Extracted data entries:

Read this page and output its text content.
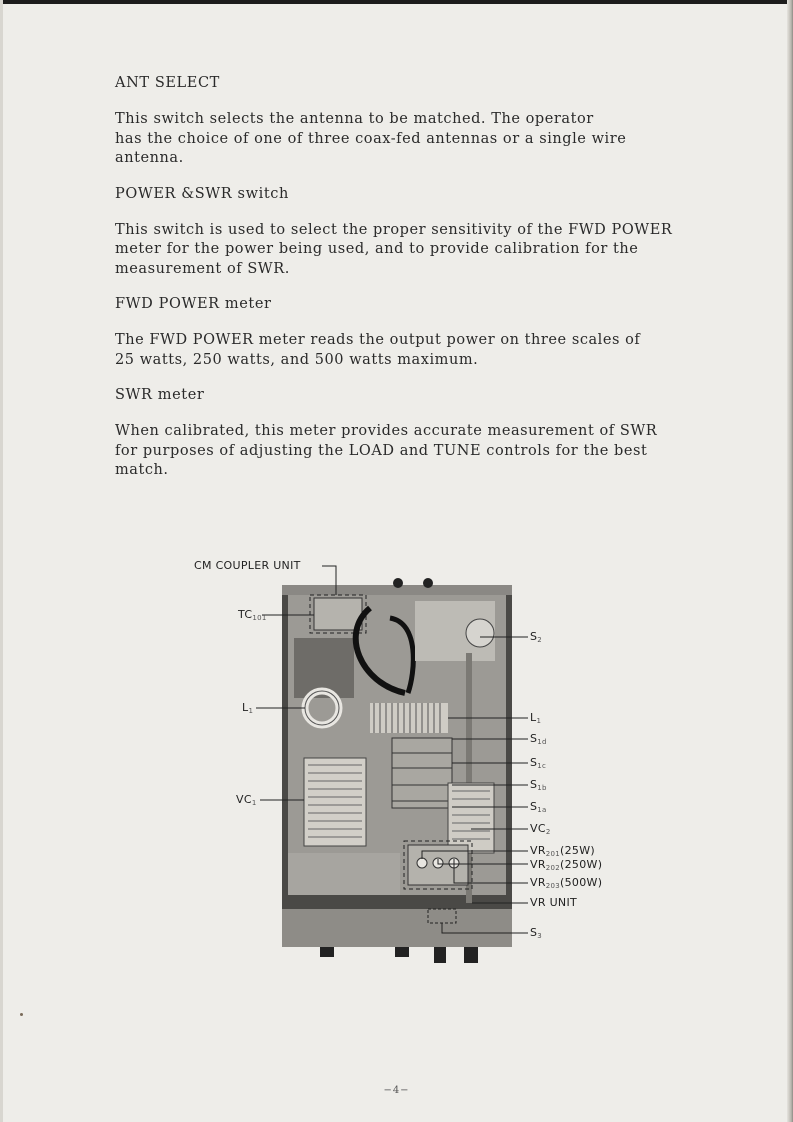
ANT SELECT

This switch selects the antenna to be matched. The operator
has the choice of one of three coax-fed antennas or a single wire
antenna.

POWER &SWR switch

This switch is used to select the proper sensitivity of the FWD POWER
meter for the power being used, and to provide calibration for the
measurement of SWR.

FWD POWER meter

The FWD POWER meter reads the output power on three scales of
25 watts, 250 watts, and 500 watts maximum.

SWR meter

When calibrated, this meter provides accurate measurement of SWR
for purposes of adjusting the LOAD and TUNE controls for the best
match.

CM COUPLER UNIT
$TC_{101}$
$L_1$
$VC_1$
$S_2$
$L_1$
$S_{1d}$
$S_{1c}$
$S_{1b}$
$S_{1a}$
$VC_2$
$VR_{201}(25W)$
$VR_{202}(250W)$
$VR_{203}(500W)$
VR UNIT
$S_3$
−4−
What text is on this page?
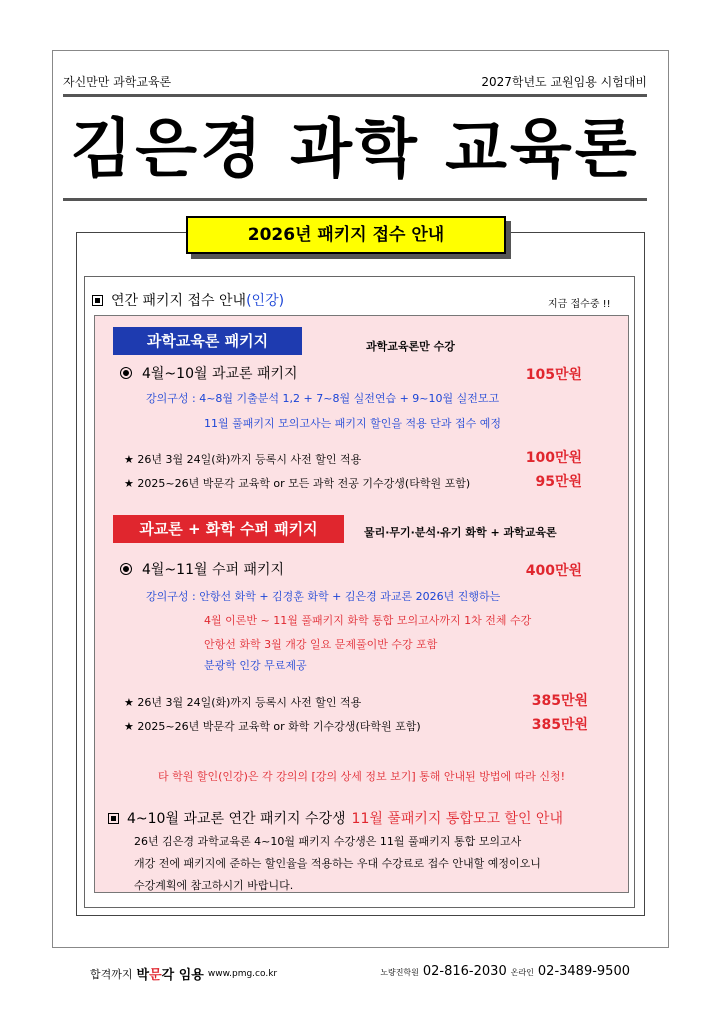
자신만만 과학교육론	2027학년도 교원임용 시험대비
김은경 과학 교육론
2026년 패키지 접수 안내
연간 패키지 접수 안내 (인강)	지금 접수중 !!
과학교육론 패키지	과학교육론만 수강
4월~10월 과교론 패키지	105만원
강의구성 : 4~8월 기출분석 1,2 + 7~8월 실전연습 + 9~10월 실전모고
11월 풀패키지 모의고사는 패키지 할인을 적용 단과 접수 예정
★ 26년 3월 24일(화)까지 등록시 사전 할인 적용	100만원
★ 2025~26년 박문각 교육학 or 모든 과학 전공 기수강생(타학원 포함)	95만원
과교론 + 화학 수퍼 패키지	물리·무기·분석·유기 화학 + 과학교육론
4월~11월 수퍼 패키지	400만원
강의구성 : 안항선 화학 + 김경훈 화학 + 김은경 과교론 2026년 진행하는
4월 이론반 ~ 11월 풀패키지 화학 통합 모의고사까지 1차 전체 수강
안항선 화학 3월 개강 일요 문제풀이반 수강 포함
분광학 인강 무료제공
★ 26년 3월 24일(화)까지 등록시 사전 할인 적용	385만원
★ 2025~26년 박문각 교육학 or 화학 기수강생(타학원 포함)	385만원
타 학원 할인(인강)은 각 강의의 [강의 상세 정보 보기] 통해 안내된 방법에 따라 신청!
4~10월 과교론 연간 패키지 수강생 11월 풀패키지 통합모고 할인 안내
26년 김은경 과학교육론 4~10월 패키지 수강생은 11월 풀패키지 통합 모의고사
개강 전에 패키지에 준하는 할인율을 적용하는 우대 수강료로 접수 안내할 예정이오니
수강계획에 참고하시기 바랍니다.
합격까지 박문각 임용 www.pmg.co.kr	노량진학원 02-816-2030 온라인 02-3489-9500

### The problem
Drop the pictures, then write out only the lines running from the one containing "What text is on this page?" through the last line above, both included, exactly.

### Task output
What text is on this page?
자신만만 과학교육론	2027학년도 교원임용 시험대비
김은경 과학 교육론
2026년 패키지 접수 안내
연간 패키지 접수 안내 (인강)	지금 접수중 !!
과학교육론 패키지	과학교육론만 수강
4월~10월 과교론 패키지	105만원
강의구성 : 4~8월 기출분석 1,2 + 7~8월 실전연습 + 9~10월 실전모고
11월 풀패키지 모의고사는 패키지 할인을 적용 단과 접수 예정
★ 26년 3월 24일(화)까지 등록시 사전 할인 적용	100만원
★ 2025~26년 박문각 교육학 or 모든 과학 전공 기수강생(타학원 포함)	95만원
과교론 + 화학 수퍼 패키지	물리·무기·분석·유기 화학 + 과학교육론
4월~11월 수퍼 패키지	400만원
강의구성 : 안항선 화학 + 김경훈 화학 + 김은경 과교론 2026년 진행하는
4월 이론반 ~ 11월 풀패키지 화학 통합 모의고사까지 1차 전체 수강
안항선 화학 3월 개강 일요 문제풀이반 수강 포함
분광학 인강 무료제공
★ 26년 3월 24일(화)까지 등록시 사전 할인 적용	385만원
★ 2025~26년 박문각 교육학 or 화학 기수강생(타학원 포함)	385만원
타 학원 할인(인강)은 각 강의의 [강의 상세 정보 보기] 통해 안내된 방법에 따라 신청!
4~10월 과교론 연간 패키지 수강생 11월 풀패키지 통합모고 할인 안내
26년 김은경 과학교육론 4~10월 패키지 수강생은 11월 풀패키지 통합 모의고사
개강 전에 패키지에 준하는 할인율을 적용하는 우대 수강료로 접수 안내할 예정이오니
수강계획에 참고하시기 바랍니다.
합격까지 박문각 임용 www.pmg.co.kr	노량진학원 02-816-2030 온라인 02-3489-9500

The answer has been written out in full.